◆ Stated goal: Set each entry down verbatim, omitting images.

[Excerpted records start]

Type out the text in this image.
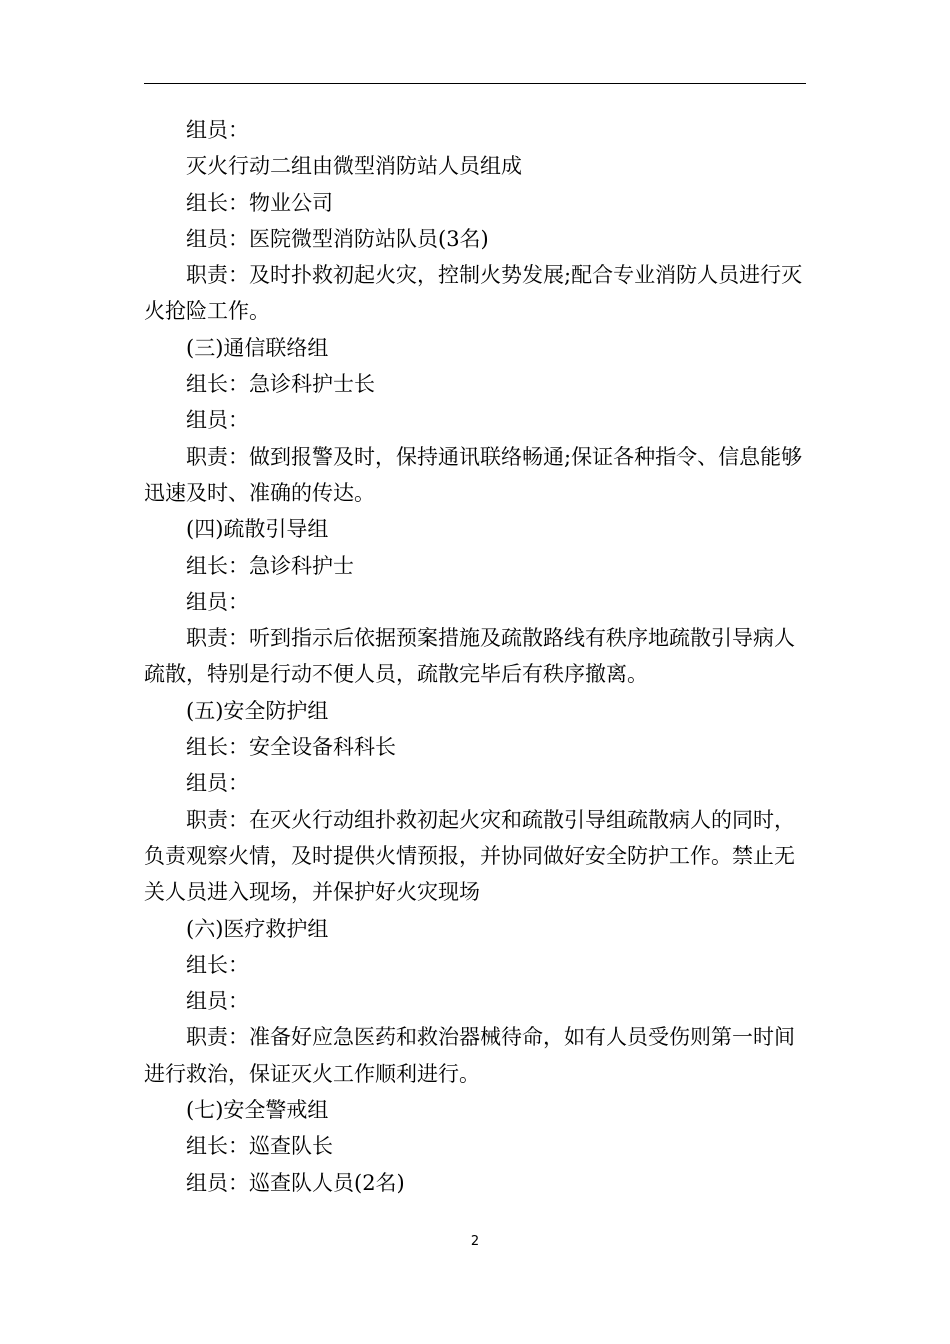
组员：

灭火行动二组由微型消防站人员组成

组长：物业公司

组员：医院微型消防站队员(3名)

职责：及时扑救初起火灾，控制火势发展;配合专业消防人员进行灭火抢险工作。

(三)通信联络组

组长：急诊科护士长

组员：

职责：做到报警及时，保持通讯联络畅通;保证各种指令、信息能够迅速及时、准确的传达。

(四)疏散引导组

组长：急诊科护士

组员：

职责：听到指示后依据预案措施及疏散路线有秩序地疏散引导病人疏散，特别是行动不便人员，疏散完毕后有秩序撤离。

(五)安全防护组

组长：安全设备科科长

组员：

职责：在灭火行动组扑救初起火灾和疏散引导组疏散病人的同时，负责观察火情，及时提供火情预报，并协同做好安全防护工作。禁止无关人员进入现场，并保护好火灾现场

(六)医疗救护组

组长：

组员：

职责：准备好应急医药和救治器械待命，如有人员受伤则第一时间进行救治，保证灭火工作顺利进行。

(七)安全警戒组

组长：巡查队长

组员：巡查队人员(2名)

2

[Excerpted records end]

◆ Answer:
Type out the text in this image.
组员：

灭火行动二组由微型消防站人员组成

组长：物业公司

组员：医院微型消防站队员(3名)

职责：及时扑救初起火灾，控制火势发展;配合专业消防人员进行灭火抢险工作。

(三)通信联络组

组长：急诊科护士长

组员：

职责：做到报警及时，保持通讯联络畅通;保证各种指令、信息能够迅速及时、准确的传达。

(四)疏散引导组

组长：急诊科护士

组员：

职责：听到指示后依据预案措施及疏散路线有秩序地疏散引导病人疏散，特别是行动不便人员，疏散完毕后有秩序撤离。

(五)安全防护组

组长：安全设备科科长

组员：

职责：在灭火行动组扑救初起火灾和疏散引导组疏散病人的同时，负责观察火情，及时提供火情预报，并协同做好安全防护工作。禁止无关人员进入现场，并保护好火灾现场

(六)医疗救护组

组长：

组员：

职责：准备好应急医药和救治器械待命，如有人员受伤则第一时间进行救治，保证灭火工作顺利进行。

(七)安全警戒组

组长：巡查队长

组员：巡查队人员(2名)

2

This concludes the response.